DATA PROVIDED: Begin
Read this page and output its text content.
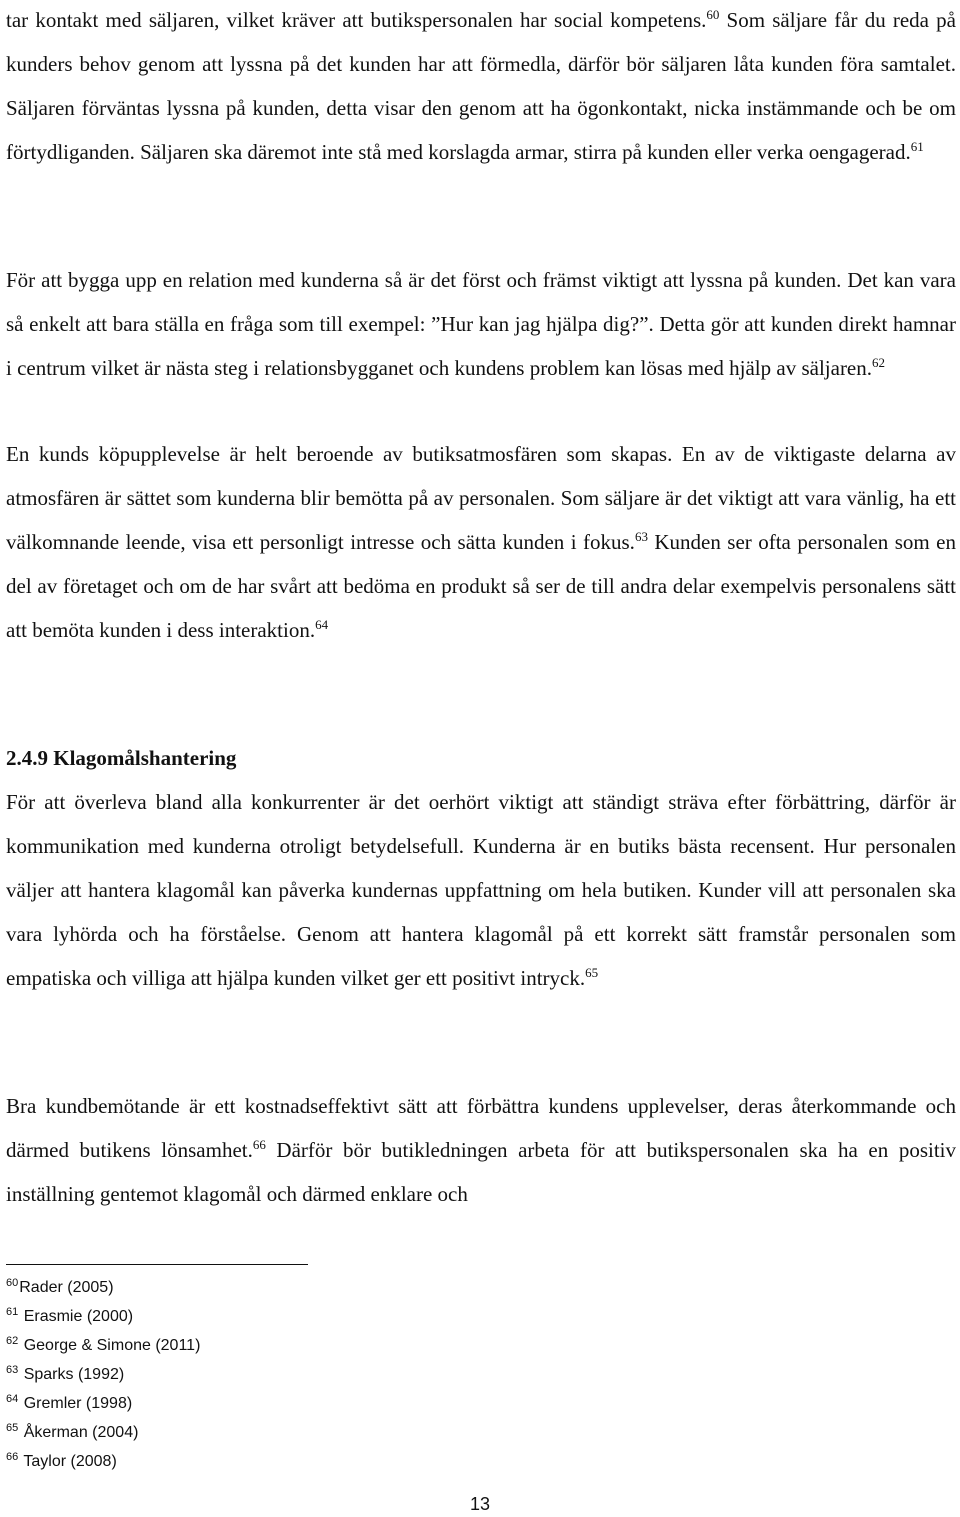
tar kontakt med säljaren, vilket kräver att butikspersonalen har social kompetens.$^{60}$ Som säljare får du reda på kunders behov genom att lyssna på det kunden har att förmedla, därför bör säljaren låta kunden föra samtalet. Säljaren förväntas lyssna på kunden, detta visar den genom att ha ögonkontakt, nicka instämmande och be om förtydliganden. Säljaren ska däremot inte stå med korslagda armar, stirra på kunden eller verka oengagerad.$^{61}$

För att bygga upp en relation med kunderna så är det först och främst viktigt att lyssna på kunden. Det kan vara så enkelt att bara ställa en fråga som till exempel: ”Hur kan jag hjälpa dig?”. Detta gör att kunden direkt hamnar i centrum vilket är nästa steg i relationsbygganet och kundens problem kan lösas med hjälp av säljaren.$^{62}$

En kunds köpupplevelse är helt beroende av butiksatmosfären som skapas. En av de viktigaste delarna av atmosfären är sättet som kunderna blir bemötta på av personalen. Som säljare är det viktigt att vara vänlig, ha ett välkomnande leende, visa ett personligt intresse och sätta kunden i fokus.$^{63}$ Kunden ser ofta personalen som en del av företaget och om de har svårt att bedöma en produkt så ser de till andra delar exempelvis personalens sätt att bemöta kunden i dess interaktion.$^{64}$

2.4.9 Klagomålshantering

För att överleva bland alla konkurrenter är det oerhört viktigt att ständigt sträva efter förbättring, därför är kommunikation med kunderna otroligt betydelsefull. Kunderna är en butiks bästa recensent. Hur personalen väljer att hantera klagomål kan påverka kundernas uppfattning om hela butiken. Kunder vill att personalen ska vara lyhörda och ha förståelse. Genom att hantera klagomål på ett korrekt sätt framstår personalen som empatiska och villiga att hjälpa kunden vilket ger ett positivt intryck.$^{65}$

Bra kundbemötande är ett kostnadseffektivt sätt att förbättra kundens upplevelser, deras återkommande och därmed butikens lönsamhet.$^{66}$ Därför bör butikledningen arbeta för att butikspersonalen ska ha en positiv inställning gentemot klagomål och därmed enklare och

$^{60}$Rader (2005)
$^{61}$ Erasmie (2000)
$^{62}$ George & Simone (2011)
$^{63}$ Sparks (1992)
$^{64}$ Gremler (1998)
$^{65}$ Åkerman (2004)
$^{66}$ Taylor (2008)
13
DATA PROVIDED: End
All of the records above are to be copied exactly, minus the pictures.

→ EXERCISE RESPONSE:
Read this page and output its text content.
tar kontakt med säljaren, vilket kräver att butikspersonalen har social kompetens.$^{60}$ Som säljare får du reda på kunders behov genom att lyssna på det kunden har att förmedla, därför bör säljaren låta kunden föra samtalet. Säljaren förväntas lyssna på kunden, detta visar den genom att ha ögonkontakt, nicka instämmande och be om förtydliganden. Säljaren ska däremot inte stå med korslagda armar, stirra på kunden eller verka oengagerad.$^{61}$

För att bygga upp en relation med kunderna så är det först och främst viktigt att lyssna på kunden. Det kan vara så enkelt att bara ställa en fråga som till exempel: ”Hur kan jag hjälpa dig?”. Detta gör att kunden direkt hamnar i centrum vilket är nästa steg i relationsbygganet och kundens problem kan lösas med hjälp av säljaren.$^{62}$

En kunds köpupplevelse är helt beroende av butiksatmosfären som skapas. En av de viktigaste delarna av atmosfären är sättet som kunderna blir bemötta på av personalen. Som säljare är det viktigt att vara vänlig, ha ett välkomnande leende, visa ett personligt intresse och sätta kunden i fokus.$^{63}$ Kunden ser ofta personalen som en del av företaget och om de har svårt att bedöma en produkt så ser de till andra delar exempelvis personalens sätt att bemöta kunden i dess interaktion.$^{64}$

2.4.9 Klagomålshantering

För att överleva bland alla konkurrenter är det oerhört viktigt att ständigt sträva efter förbättring, därför är kommunikation med kunderna otroligt betydelsefull. Kunderna är en butiks bästa recensent. Hur personalen väljer att hantera klagomål kan påverka kundernas uppfattning om hela butiken. Kunder vill att personalen ska vara lyhörda och ha förståelse. Genom att hantera klagomål på ett korrekt sätt framstår personalen som empatiska och villiga att hjälpa kunden vilket ger ett positivt intryck.$^{65}$

Bra kundbemötande är ett kostnadseffektivt sätt att förbättra kundens upplevelser, deras återkommande och därmed butikens lönsamhet.$^{66}$ Därför bör butikledningen arbeta för att butikspersonalen ska ha en positiv inställning gentemot klagomål och därmed enklare och

$^{60}$Rader (2005)
$^{61}$ Erasmie (2000)
$^{62}$ George & Simone (2011)
$^{63}$ Sparks (1992)
$^{64}$ Gremler (1998)
$^{65}$ Åkerman (2004)
$^{66}$ Taylor (2008)
13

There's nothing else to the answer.